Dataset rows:
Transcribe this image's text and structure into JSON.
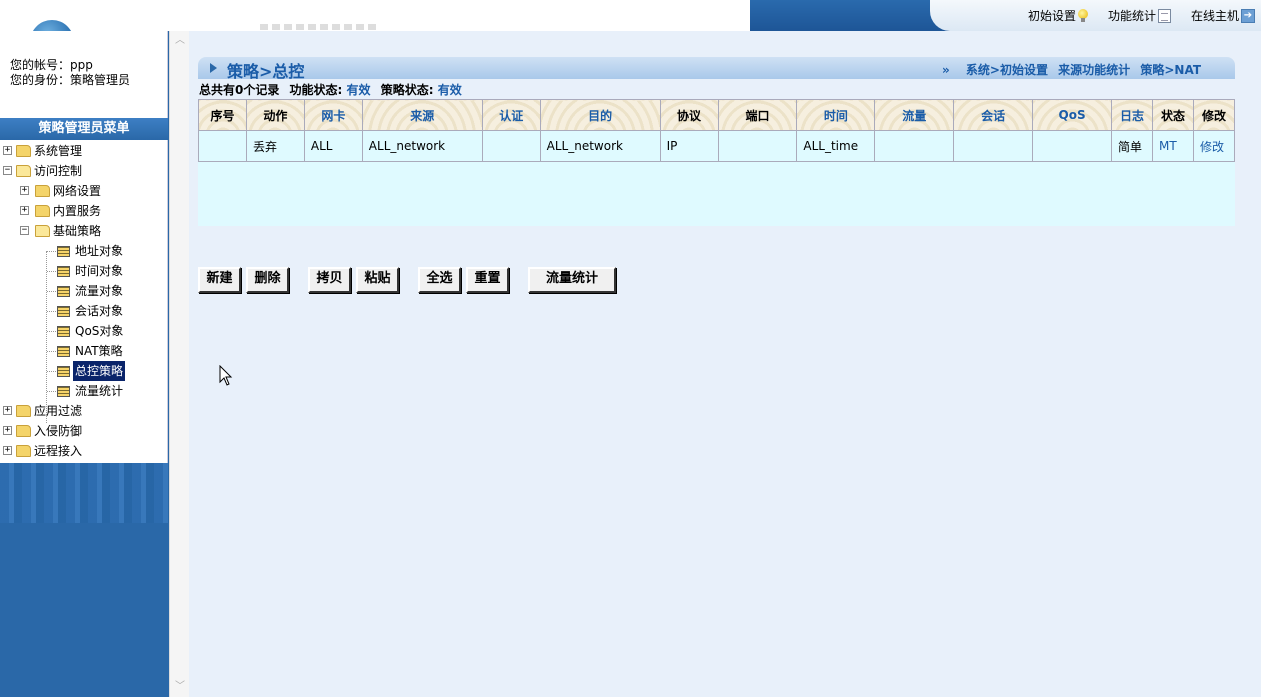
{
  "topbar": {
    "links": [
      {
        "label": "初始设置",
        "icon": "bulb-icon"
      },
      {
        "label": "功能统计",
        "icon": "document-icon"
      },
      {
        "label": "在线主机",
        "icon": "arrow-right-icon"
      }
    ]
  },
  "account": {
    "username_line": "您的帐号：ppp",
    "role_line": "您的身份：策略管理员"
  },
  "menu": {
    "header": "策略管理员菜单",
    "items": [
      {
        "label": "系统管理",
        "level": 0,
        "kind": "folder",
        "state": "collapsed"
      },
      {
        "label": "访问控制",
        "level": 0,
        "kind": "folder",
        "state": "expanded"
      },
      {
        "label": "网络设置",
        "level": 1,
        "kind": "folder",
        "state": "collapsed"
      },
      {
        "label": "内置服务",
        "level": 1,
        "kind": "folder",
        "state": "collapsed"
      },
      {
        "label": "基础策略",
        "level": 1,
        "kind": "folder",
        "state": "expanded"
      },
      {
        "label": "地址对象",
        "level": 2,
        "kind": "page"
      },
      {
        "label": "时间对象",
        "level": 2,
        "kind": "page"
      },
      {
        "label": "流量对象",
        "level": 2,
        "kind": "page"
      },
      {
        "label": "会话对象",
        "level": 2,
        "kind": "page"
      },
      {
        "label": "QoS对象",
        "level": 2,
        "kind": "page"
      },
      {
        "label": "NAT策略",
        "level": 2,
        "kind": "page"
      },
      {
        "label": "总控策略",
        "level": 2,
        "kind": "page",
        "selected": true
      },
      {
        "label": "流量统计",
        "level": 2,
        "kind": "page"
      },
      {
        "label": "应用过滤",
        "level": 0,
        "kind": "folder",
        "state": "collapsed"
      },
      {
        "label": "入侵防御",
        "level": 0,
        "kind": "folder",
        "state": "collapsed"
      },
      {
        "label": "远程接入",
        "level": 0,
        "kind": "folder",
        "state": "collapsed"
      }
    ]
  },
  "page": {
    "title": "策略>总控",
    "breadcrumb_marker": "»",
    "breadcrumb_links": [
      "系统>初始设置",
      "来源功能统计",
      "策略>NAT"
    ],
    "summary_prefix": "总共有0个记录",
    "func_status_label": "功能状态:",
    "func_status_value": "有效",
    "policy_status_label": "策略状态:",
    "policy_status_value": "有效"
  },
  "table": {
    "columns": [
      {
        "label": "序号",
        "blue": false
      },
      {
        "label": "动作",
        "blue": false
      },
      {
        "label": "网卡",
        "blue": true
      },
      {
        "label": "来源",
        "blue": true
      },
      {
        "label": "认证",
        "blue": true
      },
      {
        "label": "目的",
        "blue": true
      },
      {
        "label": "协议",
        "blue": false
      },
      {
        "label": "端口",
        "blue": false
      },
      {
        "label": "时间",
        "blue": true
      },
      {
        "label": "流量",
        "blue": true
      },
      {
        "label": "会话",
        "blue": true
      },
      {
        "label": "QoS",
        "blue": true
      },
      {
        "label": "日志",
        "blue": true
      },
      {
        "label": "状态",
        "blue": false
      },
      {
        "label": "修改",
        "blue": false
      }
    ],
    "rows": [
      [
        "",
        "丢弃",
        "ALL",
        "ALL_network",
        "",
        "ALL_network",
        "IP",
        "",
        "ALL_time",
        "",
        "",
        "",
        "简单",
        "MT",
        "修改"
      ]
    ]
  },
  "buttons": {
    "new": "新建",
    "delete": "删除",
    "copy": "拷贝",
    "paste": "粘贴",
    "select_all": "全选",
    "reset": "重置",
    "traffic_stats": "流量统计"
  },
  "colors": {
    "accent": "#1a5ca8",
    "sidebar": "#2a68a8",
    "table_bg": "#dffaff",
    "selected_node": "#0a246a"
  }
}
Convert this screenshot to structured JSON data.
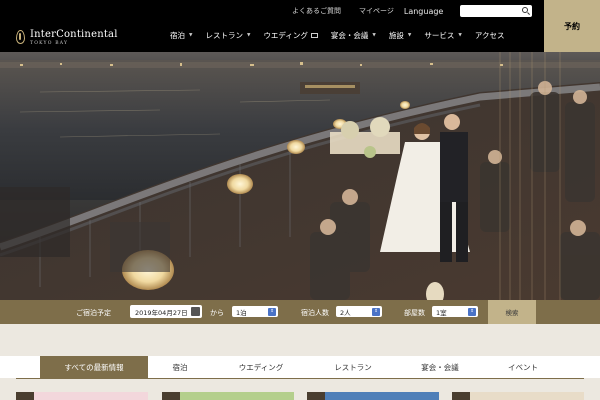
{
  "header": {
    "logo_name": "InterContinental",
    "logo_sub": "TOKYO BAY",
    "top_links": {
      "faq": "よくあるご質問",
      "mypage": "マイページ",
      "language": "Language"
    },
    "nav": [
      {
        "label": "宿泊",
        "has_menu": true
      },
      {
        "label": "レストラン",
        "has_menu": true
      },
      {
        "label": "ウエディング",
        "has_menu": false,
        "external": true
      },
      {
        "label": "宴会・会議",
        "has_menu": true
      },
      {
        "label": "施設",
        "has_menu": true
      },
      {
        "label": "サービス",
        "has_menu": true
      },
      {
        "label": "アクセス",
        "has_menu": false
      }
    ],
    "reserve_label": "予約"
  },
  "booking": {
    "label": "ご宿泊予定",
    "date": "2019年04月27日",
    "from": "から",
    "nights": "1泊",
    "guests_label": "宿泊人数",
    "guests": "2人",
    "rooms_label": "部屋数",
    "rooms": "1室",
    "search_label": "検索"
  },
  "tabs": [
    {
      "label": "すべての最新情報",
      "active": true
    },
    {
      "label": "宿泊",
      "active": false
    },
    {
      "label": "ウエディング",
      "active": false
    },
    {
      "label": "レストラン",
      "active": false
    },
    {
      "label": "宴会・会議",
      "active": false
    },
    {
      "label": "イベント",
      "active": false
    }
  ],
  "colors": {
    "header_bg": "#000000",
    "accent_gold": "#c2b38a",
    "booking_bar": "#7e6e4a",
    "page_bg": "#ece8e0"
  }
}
* * *
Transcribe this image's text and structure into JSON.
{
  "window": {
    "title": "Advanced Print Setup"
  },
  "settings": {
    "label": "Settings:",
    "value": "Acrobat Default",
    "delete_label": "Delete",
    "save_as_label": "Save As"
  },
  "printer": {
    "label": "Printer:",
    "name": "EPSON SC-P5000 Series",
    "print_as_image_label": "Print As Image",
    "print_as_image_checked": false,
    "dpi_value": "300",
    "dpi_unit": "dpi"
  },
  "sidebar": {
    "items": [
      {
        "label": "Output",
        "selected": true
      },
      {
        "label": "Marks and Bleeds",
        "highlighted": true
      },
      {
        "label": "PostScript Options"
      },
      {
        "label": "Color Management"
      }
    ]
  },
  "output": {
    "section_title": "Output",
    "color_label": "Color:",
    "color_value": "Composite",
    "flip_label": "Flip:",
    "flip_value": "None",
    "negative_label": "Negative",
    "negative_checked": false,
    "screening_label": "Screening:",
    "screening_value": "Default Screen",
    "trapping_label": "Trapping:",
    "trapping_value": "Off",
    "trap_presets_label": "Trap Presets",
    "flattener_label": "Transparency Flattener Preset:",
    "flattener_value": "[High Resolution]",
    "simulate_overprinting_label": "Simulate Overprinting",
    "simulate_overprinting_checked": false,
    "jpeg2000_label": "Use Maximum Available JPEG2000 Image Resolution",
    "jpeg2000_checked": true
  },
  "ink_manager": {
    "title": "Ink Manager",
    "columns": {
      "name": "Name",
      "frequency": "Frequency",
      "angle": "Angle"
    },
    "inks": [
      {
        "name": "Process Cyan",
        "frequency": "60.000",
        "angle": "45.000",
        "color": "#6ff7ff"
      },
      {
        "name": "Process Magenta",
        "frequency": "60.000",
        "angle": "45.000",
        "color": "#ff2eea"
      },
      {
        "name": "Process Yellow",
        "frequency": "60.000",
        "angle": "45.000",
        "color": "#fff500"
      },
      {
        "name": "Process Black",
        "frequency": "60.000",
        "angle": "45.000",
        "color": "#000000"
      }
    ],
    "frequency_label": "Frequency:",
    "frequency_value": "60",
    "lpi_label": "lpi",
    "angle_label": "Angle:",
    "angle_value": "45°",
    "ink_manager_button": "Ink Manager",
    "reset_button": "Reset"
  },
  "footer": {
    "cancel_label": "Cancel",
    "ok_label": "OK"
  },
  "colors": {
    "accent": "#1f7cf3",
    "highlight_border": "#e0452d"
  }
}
--
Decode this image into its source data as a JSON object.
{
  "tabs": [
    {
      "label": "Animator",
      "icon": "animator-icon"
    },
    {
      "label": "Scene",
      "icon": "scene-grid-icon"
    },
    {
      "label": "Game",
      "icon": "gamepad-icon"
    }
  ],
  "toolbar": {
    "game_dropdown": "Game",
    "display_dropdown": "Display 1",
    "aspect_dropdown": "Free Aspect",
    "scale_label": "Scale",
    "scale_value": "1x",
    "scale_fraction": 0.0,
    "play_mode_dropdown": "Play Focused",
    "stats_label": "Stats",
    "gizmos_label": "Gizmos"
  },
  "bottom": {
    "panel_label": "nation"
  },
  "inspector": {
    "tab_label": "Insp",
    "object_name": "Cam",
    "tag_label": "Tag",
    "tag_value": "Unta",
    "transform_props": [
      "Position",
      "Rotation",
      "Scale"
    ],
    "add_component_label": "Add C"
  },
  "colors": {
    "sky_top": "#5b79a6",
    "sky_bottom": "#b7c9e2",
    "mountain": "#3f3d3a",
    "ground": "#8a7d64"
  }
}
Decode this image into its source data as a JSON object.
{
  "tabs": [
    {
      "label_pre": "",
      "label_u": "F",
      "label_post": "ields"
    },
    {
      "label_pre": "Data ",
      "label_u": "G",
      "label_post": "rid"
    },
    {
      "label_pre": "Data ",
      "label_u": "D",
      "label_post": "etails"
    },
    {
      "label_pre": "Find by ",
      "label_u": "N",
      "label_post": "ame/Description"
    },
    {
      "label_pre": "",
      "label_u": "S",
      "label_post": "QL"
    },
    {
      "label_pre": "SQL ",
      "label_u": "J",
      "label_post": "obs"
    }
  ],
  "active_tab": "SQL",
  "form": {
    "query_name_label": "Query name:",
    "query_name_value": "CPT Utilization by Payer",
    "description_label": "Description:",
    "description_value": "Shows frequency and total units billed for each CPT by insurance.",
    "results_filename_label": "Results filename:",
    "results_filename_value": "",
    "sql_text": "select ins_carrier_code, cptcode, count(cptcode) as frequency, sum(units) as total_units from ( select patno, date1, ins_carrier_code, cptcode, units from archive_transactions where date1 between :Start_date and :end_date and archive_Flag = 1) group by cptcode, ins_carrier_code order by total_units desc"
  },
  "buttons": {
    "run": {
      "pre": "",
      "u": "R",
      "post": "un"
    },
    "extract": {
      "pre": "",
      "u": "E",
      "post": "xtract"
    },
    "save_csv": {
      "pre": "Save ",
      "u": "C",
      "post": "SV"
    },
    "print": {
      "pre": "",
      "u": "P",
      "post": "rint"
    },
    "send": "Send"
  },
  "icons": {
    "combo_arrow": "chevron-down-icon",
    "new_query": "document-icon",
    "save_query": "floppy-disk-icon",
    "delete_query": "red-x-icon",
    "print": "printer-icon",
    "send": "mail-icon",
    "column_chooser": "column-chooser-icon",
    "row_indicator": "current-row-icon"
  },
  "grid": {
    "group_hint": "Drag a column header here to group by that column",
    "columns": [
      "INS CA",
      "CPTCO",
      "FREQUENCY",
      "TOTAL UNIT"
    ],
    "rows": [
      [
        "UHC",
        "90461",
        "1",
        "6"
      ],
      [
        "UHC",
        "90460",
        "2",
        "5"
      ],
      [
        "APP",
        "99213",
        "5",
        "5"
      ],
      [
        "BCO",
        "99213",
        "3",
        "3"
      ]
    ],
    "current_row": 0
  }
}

What is needed: Read the data above and pull out each line that holds the string "Default".

Exercise response:
    "value": "Acrobat Default",
    "screening_value": "Default Screen",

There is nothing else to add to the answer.